• **Brief**: Locate every line below that contains the word "storage" and copy it.

++++++++++++++++++++

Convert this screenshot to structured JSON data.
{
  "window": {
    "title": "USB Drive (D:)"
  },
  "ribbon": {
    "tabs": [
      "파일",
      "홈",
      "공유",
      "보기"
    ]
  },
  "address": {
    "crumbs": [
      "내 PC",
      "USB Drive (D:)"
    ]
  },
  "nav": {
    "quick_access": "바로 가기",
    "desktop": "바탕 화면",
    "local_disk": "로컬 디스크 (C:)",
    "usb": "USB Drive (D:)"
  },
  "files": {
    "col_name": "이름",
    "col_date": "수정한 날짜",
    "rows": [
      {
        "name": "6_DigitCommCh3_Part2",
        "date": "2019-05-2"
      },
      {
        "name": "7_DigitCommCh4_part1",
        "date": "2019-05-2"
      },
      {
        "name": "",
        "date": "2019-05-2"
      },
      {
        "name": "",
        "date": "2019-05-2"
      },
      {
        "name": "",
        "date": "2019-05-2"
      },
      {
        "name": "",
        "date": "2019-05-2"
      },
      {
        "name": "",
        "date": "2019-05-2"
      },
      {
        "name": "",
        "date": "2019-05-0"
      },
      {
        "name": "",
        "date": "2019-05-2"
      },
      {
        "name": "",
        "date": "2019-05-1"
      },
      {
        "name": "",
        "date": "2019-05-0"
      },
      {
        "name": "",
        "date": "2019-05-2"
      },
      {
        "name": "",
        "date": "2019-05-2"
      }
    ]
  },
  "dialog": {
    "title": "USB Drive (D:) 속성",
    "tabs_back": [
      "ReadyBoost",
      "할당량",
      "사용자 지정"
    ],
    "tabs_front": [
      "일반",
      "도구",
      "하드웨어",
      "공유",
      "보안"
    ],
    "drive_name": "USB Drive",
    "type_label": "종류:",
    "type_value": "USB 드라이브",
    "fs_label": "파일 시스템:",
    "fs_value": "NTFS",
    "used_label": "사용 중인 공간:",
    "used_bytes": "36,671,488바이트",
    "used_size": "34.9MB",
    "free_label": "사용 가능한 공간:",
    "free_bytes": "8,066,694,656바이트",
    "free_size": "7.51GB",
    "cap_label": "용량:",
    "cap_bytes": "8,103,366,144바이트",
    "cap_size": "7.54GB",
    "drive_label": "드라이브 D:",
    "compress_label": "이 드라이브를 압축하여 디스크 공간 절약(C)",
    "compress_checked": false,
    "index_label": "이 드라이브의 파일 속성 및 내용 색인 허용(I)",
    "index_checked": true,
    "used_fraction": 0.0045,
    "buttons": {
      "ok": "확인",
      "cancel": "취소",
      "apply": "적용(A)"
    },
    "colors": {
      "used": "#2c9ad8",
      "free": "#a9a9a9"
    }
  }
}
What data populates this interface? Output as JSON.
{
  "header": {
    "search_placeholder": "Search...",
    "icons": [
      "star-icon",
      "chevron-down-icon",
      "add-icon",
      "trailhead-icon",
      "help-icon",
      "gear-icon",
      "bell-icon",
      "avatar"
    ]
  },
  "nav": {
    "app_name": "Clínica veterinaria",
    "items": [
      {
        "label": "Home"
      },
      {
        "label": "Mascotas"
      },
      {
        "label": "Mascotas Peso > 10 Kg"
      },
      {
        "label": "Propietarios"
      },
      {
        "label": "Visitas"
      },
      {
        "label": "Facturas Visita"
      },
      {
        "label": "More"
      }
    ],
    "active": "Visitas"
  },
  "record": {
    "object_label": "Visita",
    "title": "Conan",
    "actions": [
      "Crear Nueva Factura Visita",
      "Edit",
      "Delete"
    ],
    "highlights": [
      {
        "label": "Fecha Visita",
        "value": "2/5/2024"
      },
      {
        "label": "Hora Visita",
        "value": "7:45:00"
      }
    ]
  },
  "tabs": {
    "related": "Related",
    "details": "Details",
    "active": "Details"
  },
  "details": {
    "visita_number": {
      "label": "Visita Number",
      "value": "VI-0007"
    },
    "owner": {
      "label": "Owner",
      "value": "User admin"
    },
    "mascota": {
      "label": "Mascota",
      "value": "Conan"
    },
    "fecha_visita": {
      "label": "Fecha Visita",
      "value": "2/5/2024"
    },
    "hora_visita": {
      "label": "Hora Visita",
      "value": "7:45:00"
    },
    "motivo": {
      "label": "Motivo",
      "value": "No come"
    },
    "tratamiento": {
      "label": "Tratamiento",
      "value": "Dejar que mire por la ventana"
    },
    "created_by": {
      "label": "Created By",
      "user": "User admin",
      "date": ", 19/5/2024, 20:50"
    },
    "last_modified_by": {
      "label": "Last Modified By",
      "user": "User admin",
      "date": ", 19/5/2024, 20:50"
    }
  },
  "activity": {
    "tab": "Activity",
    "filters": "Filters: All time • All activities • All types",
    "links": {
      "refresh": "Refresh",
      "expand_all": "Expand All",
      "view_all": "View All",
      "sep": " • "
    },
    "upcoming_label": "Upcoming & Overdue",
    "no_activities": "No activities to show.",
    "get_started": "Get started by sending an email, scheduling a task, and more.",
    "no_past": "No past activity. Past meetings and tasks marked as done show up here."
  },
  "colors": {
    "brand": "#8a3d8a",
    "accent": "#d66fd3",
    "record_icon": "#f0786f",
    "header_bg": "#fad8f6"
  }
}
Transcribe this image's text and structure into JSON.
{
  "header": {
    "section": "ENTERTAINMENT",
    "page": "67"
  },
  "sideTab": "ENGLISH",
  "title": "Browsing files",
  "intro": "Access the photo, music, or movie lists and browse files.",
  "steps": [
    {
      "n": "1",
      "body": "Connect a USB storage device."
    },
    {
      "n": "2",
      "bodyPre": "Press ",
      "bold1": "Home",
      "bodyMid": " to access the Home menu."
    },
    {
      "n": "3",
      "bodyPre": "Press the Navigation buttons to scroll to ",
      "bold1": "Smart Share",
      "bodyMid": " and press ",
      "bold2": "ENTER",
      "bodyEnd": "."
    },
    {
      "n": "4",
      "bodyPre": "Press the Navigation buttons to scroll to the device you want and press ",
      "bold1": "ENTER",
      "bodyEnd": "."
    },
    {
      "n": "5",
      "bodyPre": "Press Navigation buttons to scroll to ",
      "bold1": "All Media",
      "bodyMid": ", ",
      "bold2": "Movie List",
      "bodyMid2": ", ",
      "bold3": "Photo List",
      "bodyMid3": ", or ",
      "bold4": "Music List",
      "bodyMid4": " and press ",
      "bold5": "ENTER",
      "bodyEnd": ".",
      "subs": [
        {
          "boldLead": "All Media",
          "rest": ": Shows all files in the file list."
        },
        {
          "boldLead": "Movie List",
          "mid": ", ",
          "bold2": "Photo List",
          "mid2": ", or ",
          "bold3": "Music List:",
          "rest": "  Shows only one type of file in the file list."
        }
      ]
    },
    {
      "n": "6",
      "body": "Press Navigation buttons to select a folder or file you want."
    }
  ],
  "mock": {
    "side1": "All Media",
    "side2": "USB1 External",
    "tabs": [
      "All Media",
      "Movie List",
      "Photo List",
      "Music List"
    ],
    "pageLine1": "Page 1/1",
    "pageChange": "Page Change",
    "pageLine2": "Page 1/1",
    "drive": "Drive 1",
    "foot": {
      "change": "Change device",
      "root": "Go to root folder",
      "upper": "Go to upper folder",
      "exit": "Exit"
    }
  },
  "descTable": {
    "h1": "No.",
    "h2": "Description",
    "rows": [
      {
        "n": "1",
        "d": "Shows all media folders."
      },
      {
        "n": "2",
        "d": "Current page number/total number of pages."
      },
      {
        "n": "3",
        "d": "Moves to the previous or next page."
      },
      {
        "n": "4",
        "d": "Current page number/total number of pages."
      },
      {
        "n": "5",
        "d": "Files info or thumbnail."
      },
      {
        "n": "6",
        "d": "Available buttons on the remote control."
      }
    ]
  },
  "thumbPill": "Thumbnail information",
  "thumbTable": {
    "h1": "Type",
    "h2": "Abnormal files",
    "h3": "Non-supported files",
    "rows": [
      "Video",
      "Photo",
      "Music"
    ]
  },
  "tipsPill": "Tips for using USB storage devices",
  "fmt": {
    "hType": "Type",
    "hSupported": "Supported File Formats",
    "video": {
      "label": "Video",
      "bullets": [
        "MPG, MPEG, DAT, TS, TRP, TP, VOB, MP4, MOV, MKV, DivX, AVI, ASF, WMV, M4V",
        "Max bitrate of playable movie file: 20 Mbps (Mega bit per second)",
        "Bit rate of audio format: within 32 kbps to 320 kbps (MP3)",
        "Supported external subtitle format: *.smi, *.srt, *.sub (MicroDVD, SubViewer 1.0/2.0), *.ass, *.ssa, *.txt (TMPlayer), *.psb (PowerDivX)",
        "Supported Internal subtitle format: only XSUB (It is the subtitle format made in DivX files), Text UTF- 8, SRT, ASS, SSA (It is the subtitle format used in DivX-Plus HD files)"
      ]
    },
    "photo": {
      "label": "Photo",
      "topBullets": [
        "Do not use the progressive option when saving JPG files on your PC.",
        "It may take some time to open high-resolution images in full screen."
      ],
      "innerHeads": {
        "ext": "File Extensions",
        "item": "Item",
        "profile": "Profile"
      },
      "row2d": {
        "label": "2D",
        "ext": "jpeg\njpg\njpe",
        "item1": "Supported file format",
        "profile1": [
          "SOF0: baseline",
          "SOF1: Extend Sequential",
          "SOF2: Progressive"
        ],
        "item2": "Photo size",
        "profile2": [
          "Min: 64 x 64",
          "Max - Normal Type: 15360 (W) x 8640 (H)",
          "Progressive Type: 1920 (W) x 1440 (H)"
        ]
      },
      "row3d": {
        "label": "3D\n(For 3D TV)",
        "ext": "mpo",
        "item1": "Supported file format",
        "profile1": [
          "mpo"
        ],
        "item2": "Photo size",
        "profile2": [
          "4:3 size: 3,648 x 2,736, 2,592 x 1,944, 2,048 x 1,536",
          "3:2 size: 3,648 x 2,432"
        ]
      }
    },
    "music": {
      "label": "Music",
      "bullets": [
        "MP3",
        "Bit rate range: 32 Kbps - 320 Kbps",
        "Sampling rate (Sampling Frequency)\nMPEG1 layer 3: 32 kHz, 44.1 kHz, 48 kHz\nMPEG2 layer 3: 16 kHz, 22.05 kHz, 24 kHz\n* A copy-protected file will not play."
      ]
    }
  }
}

++++++++++++++++++++

• **Complete response**:
      "body": "Connect a USB storage device."
  "tipsPill": "Tips for using USB storage devices",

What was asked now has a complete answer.